Your goal
Your task is to restate the data word for word.

######

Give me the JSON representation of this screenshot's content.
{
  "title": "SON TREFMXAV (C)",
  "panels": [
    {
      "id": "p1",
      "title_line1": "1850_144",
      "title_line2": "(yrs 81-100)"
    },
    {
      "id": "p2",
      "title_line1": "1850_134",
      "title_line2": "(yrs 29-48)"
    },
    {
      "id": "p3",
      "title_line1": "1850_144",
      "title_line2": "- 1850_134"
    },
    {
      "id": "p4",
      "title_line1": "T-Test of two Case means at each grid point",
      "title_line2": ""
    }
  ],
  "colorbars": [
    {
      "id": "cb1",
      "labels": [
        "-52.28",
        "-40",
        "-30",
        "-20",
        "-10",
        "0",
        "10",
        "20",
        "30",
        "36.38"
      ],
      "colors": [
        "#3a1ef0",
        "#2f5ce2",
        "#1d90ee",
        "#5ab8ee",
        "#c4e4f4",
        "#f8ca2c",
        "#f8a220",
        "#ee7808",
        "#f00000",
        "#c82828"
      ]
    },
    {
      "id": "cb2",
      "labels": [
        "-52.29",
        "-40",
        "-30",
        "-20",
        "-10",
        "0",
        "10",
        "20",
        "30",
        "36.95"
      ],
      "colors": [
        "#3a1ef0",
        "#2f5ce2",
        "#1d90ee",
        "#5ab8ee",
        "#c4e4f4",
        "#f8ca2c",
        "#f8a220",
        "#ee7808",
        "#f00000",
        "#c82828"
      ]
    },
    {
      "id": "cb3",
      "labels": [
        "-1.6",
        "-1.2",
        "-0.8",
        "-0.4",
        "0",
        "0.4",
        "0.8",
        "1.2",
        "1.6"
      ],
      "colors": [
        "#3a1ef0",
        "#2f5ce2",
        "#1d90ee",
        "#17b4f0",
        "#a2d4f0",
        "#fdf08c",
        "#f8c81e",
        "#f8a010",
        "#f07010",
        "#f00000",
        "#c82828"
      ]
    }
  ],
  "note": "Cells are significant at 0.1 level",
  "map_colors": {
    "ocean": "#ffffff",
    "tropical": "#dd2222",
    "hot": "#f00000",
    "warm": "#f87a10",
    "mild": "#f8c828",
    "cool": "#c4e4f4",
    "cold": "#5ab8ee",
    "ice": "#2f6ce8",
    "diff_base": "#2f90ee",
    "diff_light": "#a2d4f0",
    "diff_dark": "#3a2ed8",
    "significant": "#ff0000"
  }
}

######

Finished answer
Give me the JSON representation of this screenshot's content.
{
  "title": "SON TREFMXAV (C)",
  "panels": [
    {
      "id": "p1",
      "title_line1": "1850_144",
      "title_line2": "(yrs 81-100)"
    },
    {
      "id": "p2",
      "title_line1": "1850_134",
      "title_line2": "(yrs 29-48)"
    },
    {
      "id": "p3",
      "title_line1": "1850_144",
      "title_line2": "- 1850_134"
    },
    {
      "id": "p4",
      "title_line1": "T-Test of two Case means at each grid point",
      "title_line2": ""
    }
  ],
  "colorbars": [
    {
      "id": "cb1",
      "labels": [
        "-52.28",
        "-40",
        "-30",
        "-20",
        "-10",
        "0",
        "10",
        "20",
        "30",
        "36.38"
      ],
      "colors": [
        "#3a1ef0",
        "#2f5ce2",
        "#1d90ee",
        "#5ab8ee",
        "#c4e4f4",
        "#f8ca2c",
        "#f8a220",
        "#ee7808",
        "#f00000",
        "#c82828"
      ]
    },
    {
      "id": "cb2",
      "labels": [
        "-52.29",
        "-40",
        "-30",
        "-20",
        "-10",
        "0",
        "10",
        "20",
        "30",
        "36.95"
      ],
      "colors": [
        "#3a1ef0",
        "#2f5ce2",
        "#1d90ee",
        "#5ab8ee",
        "#c4e4f4",
        "#f8ca2c",
        "#f8a220",
        "#ee7808",
        "#f00000",
        "#c82828"
      ]
    },
    {
      "id": "cb3",
      "labels": [
        "-1.6",
        "-1.2",
        "-0.8",
        "-0.4",
        "0",
        "0.4",
        "0.8",
        "1.2",
        "1.6"
      ],
      "colors": [
        "#3a1ef0",
        "#2f5ce2",
        "#1d90ee",
        "#17b4f0",
        "#a2d4f0",
        "#fdf08c",
        "#f8c81e",
        "#f8a010",
        "#f07010",
        "#f00000",
        "#c82828"
      ]
    }
  ],
  "note": "Cells are significant at 0.1 level",
  "map_colors": {
    "ocean": "#ffffff",
    "tropical": "#dd2222",
    "hot": "#f00000",
    "warm": "#f87a10",
    "mild": "#f8c828",
    "cool": "#c4e4f4",
    "cold": "#5ab8ee",
    "ice": "#2f6ce8",
    "diff_base": "#2f90ee",
    "diff_light": "#a2d4f0",
    "diff_dark": "#3a2ed8",
    "significant": "#ff0000"
  }
}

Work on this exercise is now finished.